§ Exercise requirements:
Examine the entries and show every line in which the word "있습니다" is found.

§ Data shown:
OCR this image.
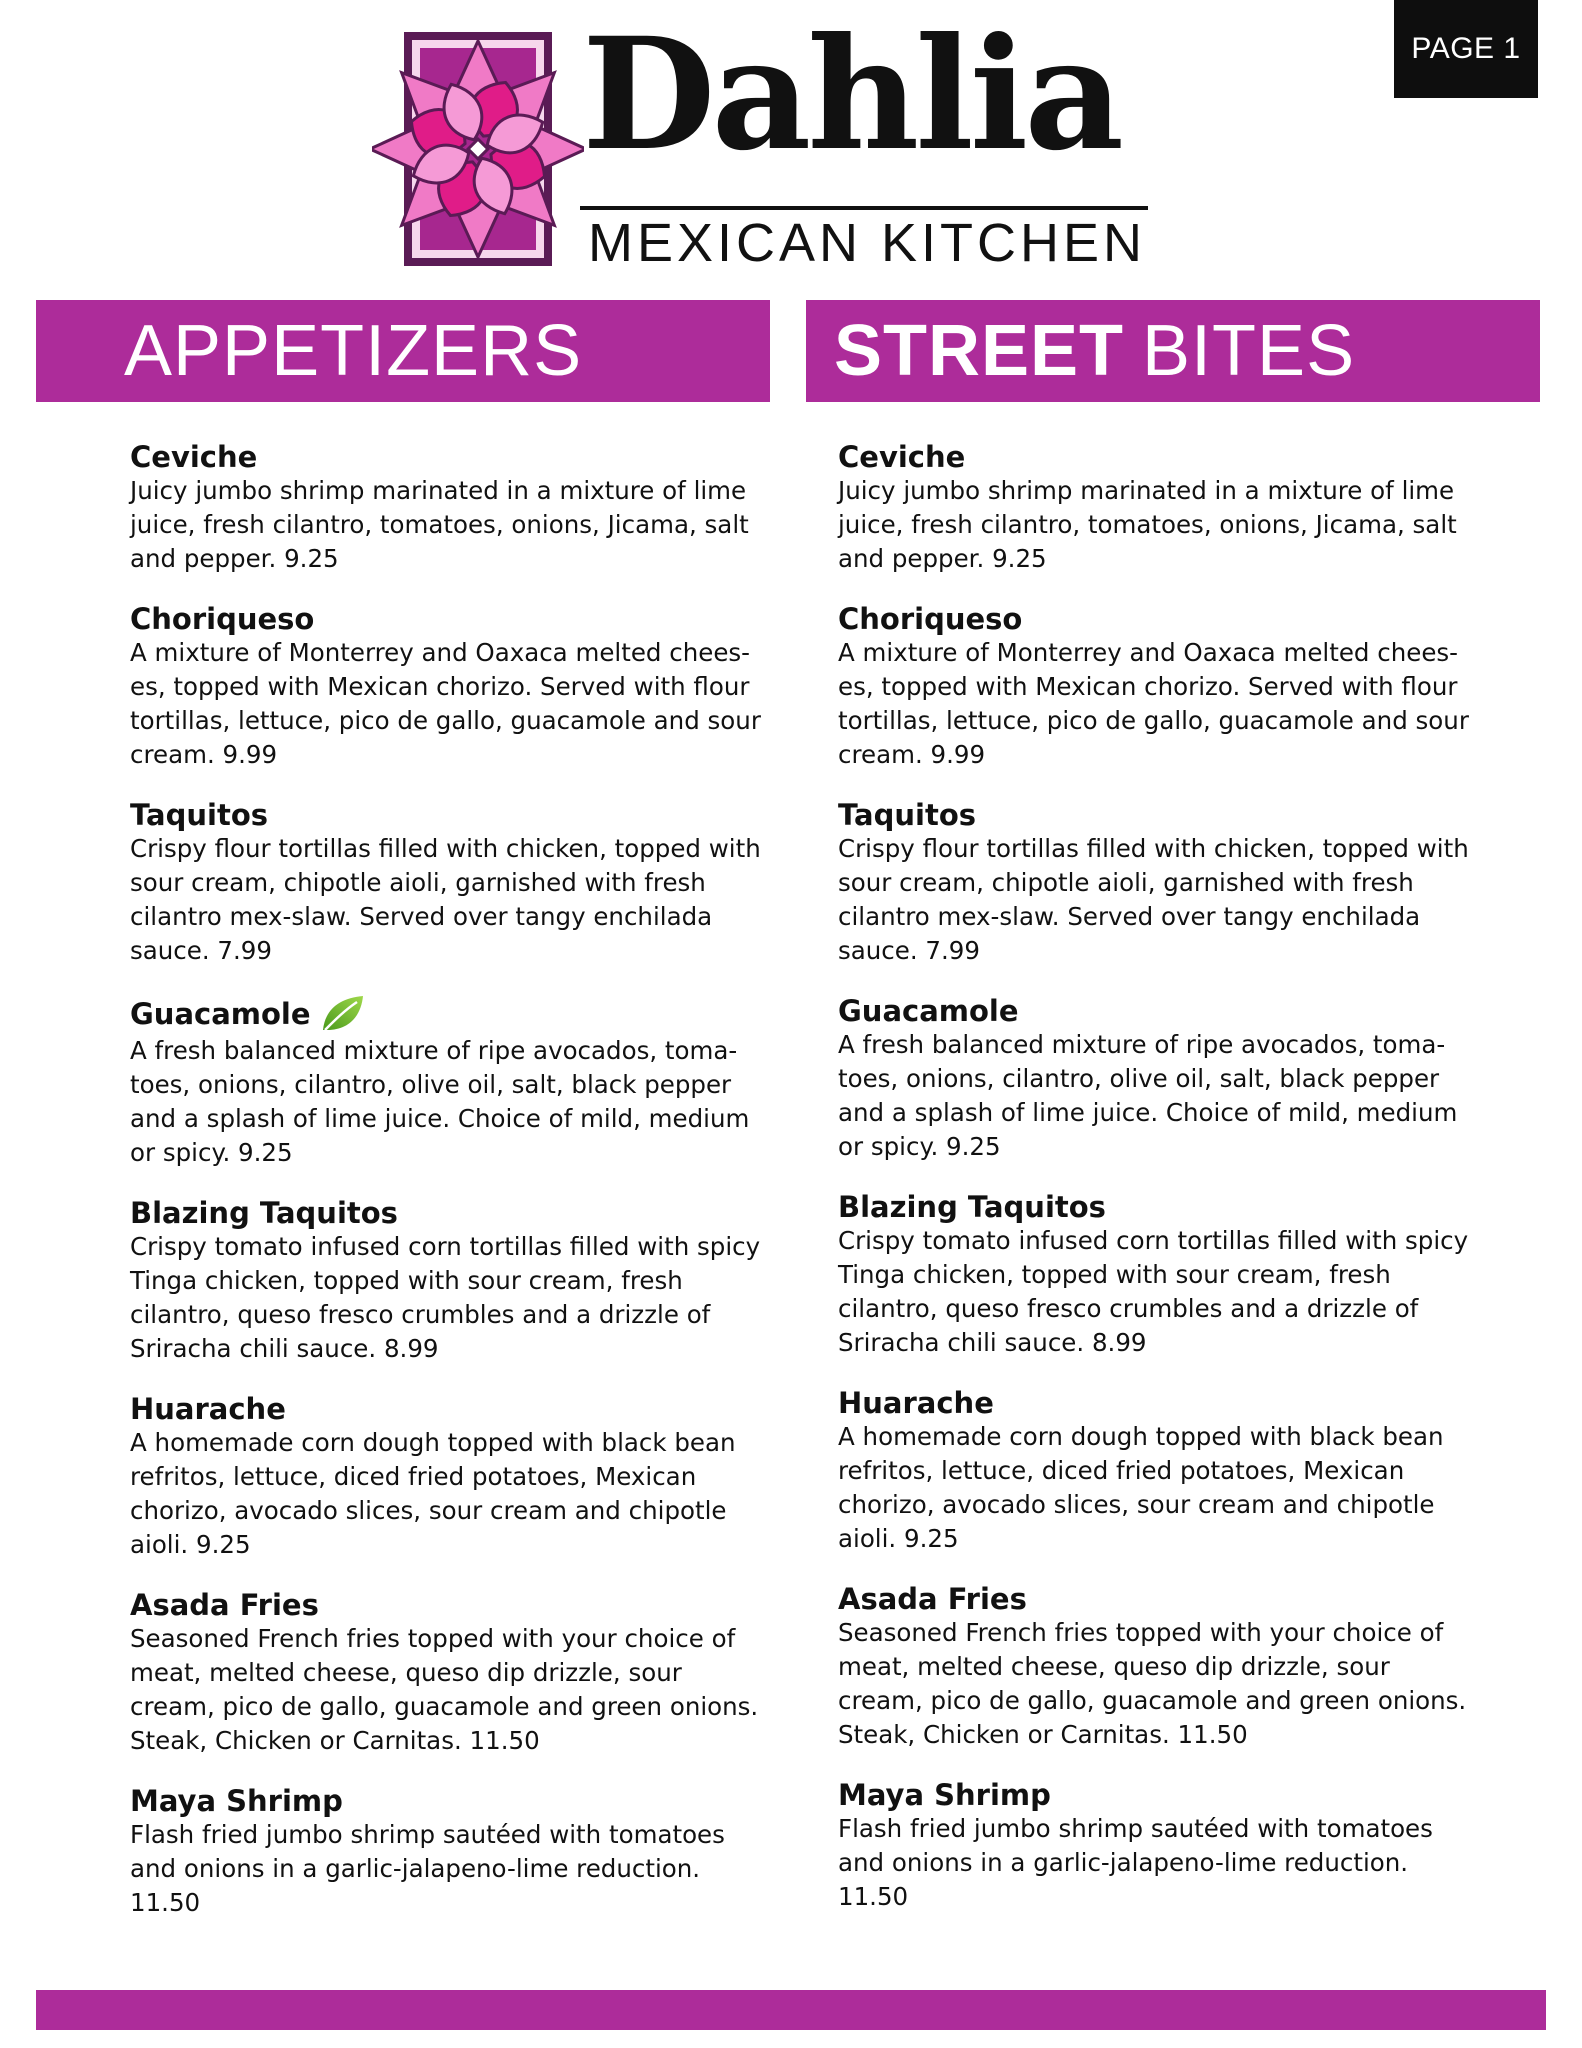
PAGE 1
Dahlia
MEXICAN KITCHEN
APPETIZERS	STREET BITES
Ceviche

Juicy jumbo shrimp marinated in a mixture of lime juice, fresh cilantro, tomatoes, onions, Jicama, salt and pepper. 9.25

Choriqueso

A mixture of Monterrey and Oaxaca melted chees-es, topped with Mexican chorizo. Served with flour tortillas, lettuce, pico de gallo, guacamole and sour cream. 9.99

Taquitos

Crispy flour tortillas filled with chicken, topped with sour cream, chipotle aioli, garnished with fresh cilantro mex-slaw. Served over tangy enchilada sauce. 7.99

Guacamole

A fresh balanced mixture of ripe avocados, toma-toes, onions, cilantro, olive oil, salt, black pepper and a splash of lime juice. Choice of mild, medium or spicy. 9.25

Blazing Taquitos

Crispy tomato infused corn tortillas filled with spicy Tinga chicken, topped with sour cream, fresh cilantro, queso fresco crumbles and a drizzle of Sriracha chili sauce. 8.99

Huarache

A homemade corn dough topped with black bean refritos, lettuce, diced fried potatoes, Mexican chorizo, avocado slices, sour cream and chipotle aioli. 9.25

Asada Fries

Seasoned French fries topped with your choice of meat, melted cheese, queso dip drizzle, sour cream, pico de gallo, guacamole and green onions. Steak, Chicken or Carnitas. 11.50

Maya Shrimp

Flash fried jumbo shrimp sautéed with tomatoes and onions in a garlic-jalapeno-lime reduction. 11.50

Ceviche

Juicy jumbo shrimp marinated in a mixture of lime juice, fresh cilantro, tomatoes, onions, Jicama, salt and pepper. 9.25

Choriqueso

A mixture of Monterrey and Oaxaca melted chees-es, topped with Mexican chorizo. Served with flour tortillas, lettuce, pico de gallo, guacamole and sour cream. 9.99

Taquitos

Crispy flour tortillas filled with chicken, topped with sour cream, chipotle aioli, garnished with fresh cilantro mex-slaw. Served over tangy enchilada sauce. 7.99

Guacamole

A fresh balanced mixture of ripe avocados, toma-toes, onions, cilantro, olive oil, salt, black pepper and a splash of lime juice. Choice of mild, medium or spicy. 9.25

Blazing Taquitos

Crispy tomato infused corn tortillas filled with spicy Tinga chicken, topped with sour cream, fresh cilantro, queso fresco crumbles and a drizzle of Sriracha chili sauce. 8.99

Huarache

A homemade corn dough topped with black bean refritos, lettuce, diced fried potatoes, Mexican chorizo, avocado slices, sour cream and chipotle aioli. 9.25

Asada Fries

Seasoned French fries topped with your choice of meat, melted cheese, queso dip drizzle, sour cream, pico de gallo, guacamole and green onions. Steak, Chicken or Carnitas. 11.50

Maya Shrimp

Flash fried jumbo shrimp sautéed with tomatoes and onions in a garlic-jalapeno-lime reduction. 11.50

---

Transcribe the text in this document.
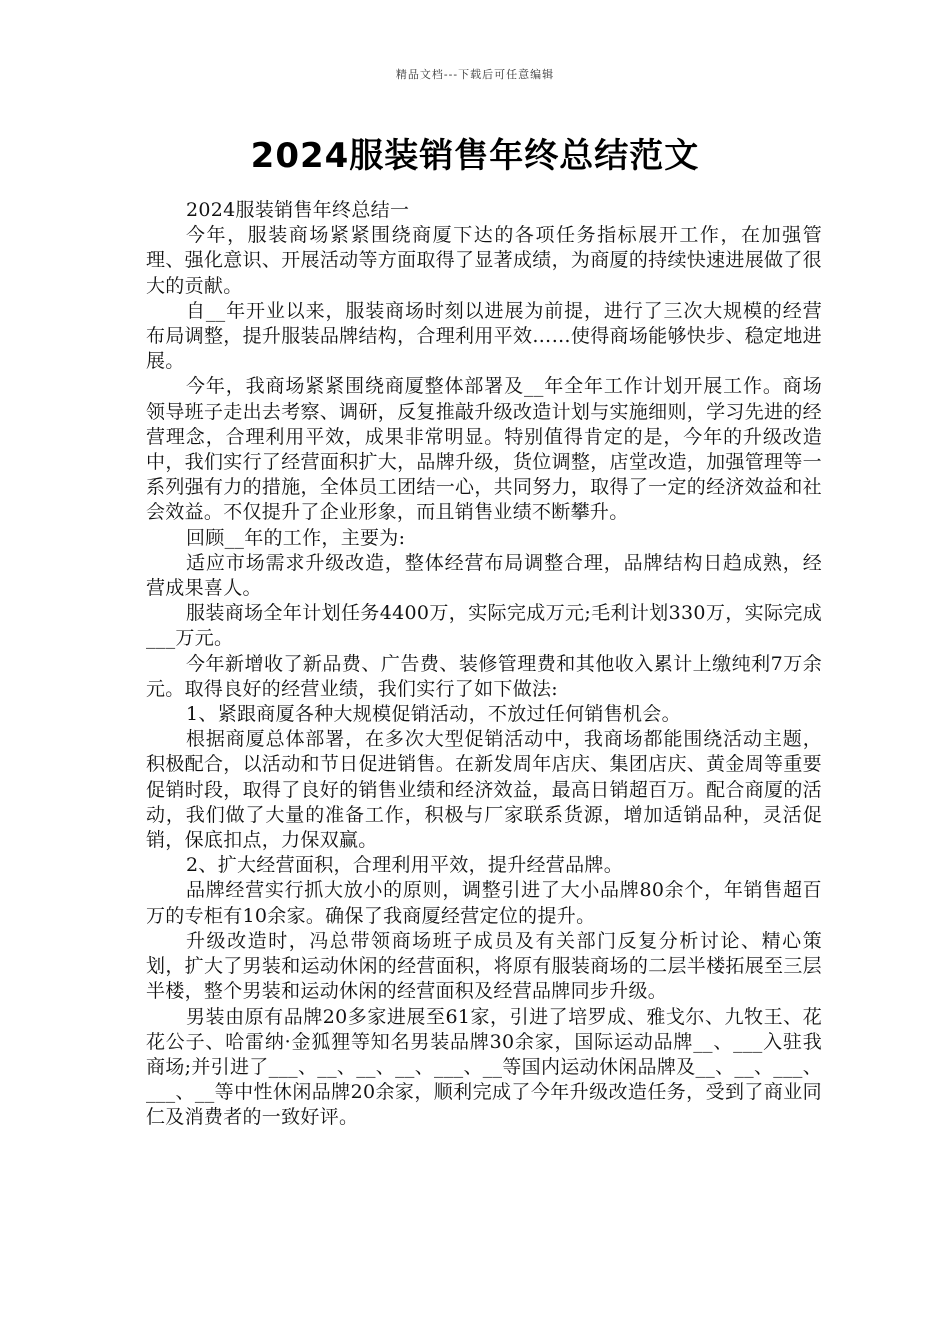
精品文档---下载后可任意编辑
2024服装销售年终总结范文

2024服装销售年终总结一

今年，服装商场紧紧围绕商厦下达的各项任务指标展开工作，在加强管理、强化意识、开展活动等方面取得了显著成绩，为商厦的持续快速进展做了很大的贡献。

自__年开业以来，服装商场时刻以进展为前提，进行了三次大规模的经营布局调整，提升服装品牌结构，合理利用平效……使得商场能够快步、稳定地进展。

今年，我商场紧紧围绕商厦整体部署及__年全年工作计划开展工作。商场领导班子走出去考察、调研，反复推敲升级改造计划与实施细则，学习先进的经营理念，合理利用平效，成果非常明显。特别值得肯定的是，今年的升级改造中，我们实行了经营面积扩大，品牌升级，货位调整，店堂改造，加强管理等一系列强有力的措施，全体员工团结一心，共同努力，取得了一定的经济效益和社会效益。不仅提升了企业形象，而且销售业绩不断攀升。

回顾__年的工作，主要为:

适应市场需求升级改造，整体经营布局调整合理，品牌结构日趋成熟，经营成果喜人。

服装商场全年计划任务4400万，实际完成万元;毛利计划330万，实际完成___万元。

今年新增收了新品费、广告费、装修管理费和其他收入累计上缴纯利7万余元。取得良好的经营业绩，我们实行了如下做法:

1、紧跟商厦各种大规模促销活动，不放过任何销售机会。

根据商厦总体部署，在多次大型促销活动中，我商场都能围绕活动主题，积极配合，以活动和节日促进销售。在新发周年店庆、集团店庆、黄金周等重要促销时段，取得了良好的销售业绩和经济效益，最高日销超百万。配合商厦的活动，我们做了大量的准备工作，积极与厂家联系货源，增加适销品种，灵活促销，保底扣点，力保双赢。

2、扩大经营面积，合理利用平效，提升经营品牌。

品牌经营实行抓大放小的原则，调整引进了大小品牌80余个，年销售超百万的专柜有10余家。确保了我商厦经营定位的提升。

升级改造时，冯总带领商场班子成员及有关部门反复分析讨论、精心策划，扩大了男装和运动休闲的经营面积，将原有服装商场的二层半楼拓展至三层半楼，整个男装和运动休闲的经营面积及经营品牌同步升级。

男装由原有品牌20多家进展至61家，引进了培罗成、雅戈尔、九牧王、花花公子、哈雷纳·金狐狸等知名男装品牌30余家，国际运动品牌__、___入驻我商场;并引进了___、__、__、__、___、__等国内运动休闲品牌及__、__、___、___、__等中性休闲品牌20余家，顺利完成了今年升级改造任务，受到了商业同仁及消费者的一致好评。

* * *

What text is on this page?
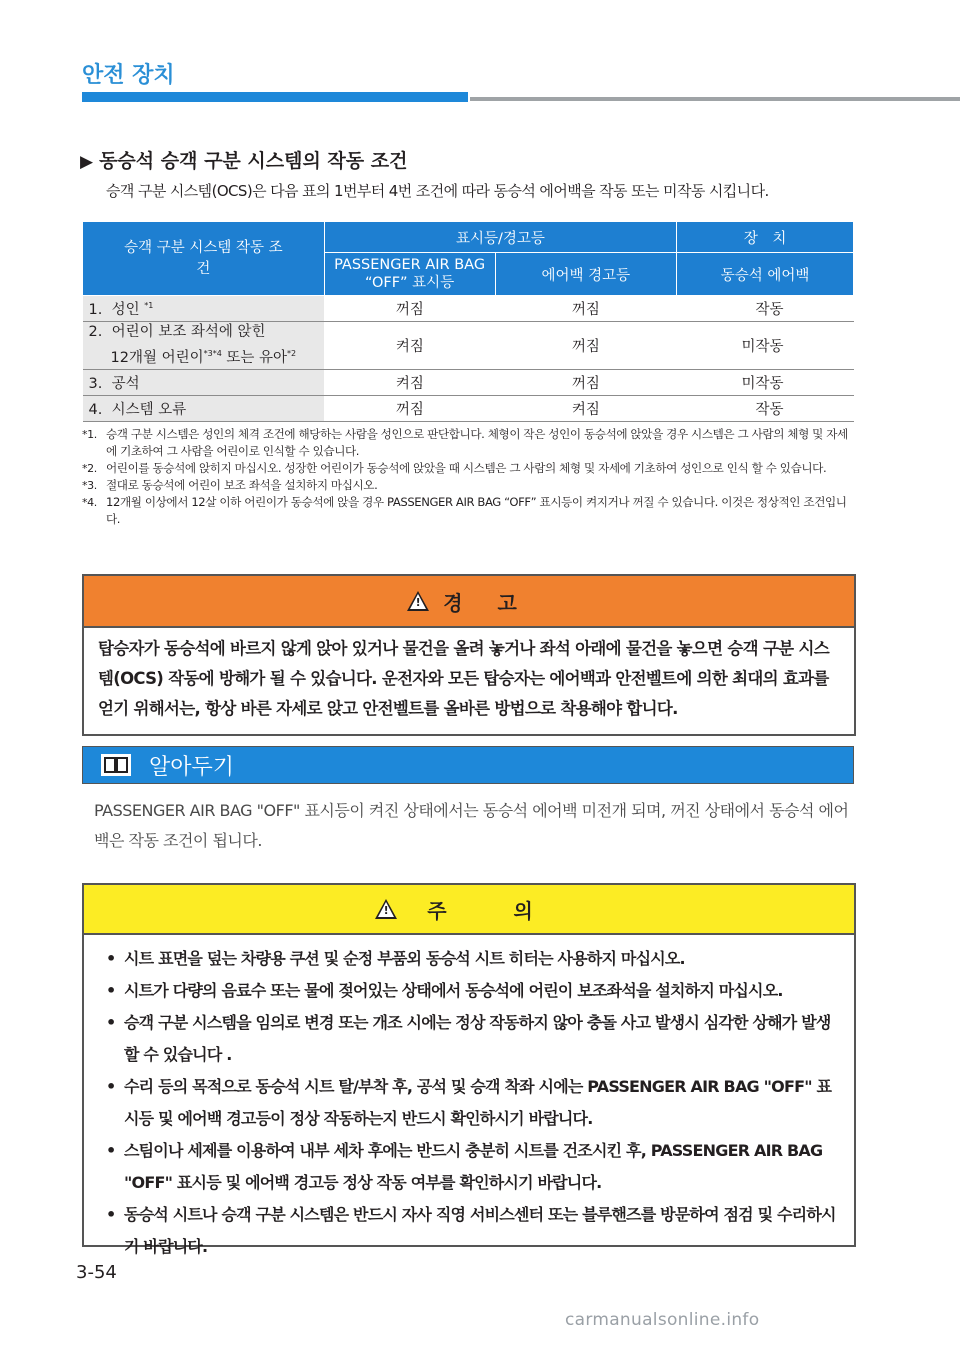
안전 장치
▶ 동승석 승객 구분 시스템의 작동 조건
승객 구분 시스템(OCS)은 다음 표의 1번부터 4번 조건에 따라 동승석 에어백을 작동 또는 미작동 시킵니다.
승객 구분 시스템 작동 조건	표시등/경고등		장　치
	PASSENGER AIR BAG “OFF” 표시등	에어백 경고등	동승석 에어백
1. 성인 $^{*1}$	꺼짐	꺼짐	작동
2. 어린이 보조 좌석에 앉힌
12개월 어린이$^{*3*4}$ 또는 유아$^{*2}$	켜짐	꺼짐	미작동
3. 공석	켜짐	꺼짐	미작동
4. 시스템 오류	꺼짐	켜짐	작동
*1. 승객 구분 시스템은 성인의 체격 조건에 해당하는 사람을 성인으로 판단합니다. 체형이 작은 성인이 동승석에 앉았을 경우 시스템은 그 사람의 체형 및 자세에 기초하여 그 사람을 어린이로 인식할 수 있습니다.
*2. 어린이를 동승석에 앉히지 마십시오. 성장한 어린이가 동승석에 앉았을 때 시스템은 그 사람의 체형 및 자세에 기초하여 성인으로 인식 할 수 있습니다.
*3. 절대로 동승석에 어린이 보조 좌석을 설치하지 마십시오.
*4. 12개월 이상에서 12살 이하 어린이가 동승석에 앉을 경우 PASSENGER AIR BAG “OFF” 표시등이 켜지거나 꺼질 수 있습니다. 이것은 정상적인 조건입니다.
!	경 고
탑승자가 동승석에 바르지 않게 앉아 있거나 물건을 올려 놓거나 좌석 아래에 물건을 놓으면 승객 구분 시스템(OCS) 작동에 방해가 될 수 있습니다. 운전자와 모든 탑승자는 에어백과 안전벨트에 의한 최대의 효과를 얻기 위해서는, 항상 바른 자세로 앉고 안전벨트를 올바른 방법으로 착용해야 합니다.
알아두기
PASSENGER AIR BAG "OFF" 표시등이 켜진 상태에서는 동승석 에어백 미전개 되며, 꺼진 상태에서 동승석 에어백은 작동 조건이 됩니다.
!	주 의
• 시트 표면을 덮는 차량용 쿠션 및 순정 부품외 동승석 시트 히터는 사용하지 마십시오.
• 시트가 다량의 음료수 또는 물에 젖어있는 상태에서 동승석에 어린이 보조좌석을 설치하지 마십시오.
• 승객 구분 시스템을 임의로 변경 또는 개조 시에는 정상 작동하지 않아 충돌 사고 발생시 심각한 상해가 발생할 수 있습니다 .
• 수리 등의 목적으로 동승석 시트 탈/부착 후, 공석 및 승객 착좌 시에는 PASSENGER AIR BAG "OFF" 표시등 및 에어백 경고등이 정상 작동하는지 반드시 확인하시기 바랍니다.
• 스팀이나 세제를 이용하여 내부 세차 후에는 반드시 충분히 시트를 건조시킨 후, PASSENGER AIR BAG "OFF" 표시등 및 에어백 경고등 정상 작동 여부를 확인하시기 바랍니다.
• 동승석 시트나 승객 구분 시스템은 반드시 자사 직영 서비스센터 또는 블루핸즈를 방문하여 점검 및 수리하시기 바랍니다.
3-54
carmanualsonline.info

§ Reply to the exercise:
*1. 승객 구분 시스템은 성인의 체격 조건에 해당하는 사람을 성인으로 판단합니다. 체형이 작은 성인이 동승석에 앉았을 경우 시스템은 그 사람의 체형 및 자세에 기초하여 그 사람을 어린이로 인식할 수 있습니다.
*2. 어린이를 동승석에 앉히지 마십시오. 성장한 어린이가 동승석에 앉았을 때 시스템은 그 사람의 체형 및 자세에 기초하여 성인으로 인식 할 수 있습니다.
*4. 12개월 이상에서 12살 이하 어린이가 동승석에 앉을 경우 PASSENGER AIR BAG “OFF” 표시등이 켜지거나 꺼질 수 있습니다. 이것은 정상적인 조건입니다.
탑승자가 동승석에 바르지 않게 앉아 있거나 물건을 올려 놓거나 좌석 아래에 물건을 놓으면 승객 구분 시스템(OCS) 작동에 방해가 될 수 있습니다. 운전자와 모든 탑승자는 에어백과 안전벨트에 의한 최대의 효과를 얻기 위해서는, 항상 바른 자세로 앉고 안전벨트를 올바른 방법으로 착용해야 합니다.
• 승객 구분 시스템을 임의로 변경 또는 개조 시에는 정상 작동하지 않아 충돌 사고 발생시 심각한 상해가 발생할 수 있습니다 .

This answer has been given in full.